### GIVEN PROBLEM
Copy the records below word for word, from the very first line down through the line that contains "sidebar-item-administration[interactable]: ❏ Administration", including that line.

### INFORMATION SHOWN
════════════════════

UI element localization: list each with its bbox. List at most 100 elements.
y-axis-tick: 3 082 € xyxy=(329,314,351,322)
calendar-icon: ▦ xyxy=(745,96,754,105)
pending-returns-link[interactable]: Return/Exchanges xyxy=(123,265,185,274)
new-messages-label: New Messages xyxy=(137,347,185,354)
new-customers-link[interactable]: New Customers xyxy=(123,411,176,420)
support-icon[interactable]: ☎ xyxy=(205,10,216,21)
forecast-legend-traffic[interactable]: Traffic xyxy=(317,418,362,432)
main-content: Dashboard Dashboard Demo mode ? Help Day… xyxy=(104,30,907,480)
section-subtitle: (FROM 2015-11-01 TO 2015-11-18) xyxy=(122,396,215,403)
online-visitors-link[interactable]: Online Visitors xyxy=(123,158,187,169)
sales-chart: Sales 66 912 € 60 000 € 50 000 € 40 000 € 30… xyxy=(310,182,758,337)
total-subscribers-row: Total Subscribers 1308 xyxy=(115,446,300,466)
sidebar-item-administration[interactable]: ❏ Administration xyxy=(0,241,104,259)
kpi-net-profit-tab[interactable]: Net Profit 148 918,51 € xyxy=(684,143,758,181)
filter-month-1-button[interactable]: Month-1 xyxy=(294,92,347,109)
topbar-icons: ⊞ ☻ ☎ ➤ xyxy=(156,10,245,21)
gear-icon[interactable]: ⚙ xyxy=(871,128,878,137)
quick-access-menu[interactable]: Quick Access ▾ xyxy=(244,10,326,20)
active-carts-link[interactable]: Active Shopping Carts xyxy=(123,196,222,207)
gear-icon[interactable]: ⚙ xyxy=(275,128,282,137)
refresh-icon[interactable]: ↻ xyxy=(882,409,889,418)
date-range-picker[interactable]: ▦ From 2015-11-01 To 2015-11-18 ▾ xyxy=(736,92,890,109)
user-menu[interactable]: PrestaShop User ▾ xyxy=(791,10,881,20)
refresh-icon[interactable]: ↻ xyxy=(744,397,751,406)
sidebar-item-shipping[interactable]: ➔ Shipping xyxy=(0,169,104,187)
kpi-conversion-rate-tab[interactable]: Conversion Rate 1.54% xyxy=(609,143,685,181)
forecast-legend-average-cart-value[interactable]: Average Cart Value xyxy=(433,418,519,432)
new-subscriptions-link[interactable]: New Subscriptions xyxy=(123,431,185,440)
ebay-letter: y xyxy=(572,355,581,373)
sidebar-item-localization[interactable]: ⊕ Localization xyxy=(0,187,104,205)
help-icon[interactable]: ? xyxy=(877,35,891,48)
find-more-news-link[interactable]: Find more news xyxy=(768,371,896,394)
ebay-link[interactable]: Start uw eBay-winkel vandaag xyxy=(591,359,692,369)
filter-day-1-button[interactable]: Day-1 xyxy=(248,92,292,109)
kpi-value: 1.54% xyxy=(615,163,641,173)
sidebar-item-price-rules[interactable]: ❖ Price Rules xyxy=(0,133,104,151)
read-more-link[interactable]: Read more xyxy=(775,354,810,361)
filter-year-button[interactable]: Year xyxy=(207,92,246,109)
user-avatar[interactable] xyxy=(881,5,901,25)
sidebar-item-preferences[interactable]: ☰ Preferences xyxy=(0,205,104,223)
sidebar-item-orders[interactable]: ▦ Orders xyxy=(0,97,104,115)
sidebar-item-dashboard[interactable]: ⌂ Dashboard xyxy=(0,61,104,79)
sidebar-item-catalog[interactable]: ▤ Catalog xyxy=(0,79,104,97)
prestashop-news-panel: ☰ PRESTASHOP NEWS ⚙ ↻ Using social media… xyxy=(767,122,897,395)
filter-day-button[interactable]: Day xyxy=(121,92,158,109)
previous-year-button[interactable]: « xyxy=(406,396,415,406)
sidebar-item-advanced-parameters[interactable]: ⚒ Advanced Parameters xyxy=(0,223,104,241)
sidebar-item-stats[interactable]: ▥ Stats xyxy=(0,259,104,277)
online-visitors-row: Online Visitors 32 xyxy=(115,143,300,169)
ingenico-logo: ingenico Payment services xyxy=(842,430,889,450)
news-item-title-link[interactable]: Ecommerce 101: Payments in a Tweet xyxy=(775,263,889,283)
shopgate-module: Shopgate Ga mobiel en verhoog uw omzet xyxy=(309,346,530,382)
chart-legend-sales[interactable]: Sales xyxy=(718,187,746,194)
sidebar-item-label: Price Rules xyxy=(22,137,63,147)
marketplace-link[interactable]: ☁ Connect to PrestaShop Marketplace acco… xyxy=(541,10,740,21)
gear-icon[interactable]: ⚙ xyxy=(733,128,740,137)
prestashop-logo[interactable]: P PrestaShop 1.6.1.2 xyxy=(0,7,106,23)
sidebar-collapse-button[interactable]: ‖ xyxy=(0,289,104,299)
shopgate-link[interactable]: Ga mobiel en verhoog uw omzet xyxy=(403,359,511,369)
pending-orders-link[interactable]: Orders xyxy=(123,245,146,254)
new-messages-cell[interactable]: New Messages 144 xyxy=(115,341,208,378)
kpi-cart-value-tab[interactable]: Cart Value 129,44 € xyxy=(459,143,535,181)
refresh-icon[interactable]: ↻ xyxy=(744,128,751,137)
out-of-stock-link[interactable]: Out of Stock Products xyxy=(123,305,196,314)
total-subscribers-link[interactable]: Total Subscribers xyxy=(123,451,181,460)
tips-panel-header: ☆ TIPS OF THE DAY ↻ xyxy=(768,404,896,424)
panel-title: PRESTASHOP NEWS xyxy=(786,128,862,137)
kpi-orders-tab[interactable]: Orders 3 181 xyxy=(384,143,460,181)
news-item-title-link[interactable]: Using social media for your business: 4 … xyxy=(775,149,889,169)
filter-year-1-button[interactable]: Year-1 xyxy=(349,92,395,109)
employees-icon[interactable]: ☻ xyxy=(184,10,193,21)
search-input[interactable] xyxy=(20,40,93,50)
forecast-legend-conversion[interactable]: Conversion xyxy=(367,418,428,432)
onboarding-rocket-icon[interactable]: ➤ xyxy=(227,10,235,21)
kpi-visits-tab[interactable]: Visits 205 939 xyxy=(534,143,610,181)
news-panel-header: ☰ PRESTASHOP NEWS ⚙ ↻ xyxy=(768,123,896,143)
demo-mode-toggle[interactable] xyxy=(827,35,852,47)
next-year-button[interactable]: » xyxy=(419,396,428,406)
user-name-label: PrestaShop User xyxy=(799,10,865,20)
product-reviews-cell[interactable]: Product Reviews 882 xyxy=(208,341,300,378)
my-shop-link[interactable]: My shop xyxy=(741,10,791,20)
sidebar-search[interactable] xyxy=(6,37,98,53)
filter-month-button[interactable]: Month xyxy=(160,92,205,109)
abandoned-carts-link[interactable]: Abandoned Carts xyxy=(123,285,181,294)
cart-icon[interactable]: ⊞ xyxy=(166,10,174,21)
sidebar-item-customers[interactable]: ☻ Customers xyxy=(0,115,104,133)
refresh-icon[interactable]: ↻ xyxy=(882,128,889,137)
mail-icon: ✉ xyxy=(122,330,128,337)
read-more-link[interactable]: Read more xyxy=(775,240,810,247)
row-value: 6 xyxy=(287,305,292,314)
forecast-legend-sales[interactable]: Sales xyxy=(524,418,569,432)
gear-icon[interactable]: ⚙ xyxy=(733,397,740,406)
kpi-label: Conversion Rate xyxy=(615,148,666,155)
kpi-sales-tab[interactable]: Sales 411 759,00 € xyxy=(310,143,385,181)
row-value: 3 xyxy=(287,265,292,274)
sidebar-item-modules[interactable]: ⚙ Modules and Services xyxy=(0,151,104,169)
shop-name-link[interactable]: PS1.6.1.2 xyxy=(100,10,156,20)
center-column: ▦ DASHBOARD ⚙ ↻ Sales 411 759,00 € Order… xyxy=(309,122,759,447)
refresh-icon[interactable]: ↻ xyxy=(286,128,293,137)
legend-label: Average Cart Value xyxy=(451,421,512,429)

════════════════════

### SOLUTION TO THE PROBLEM
UI element localization: list each with its bbox. List at most 100 elements.
y-axis-tick: 3 082 € xyxy=(329,314,351,322)
calendar-icon: ▦ xyxy=(745,96,754,105)
pending-returns-link[interactable]: Return/Exchanges xyxy=(123,265,185,274)
new-messages-label: New Messages xyxy=(137,347,185,354)
new-customers-link[interactable]: New Customers xyxy=(123,411,176,420)
support-icon[interactable]: ☎ xyxy=(205,10,216,21)
forecast-legend-traffic[interactable]: Traffic xyxy=(317,418,362,432)
main-content: Dashboard Dashboard Demo mode ? Help Day… xyxy=(104,30,907,480)
section-subtitle: (FROM 2015-11-01 TO 2015-11-18) xyxy=(122,396,215,403)
online-visitors-link[interactable]: Online Visitors xyxy=(123,158,187,169)
sales-chart: Sales 66 912 € 60 000 € 50 000 € 40 000 € 30… xyxy=(310,182,758,337)
total-subscribers-row: Total Subscribers 1308 xyxy=(115,446,300,466)
sidebar-item-administration[interactable]: ❏ Administration xyxy=(0,241,104,259)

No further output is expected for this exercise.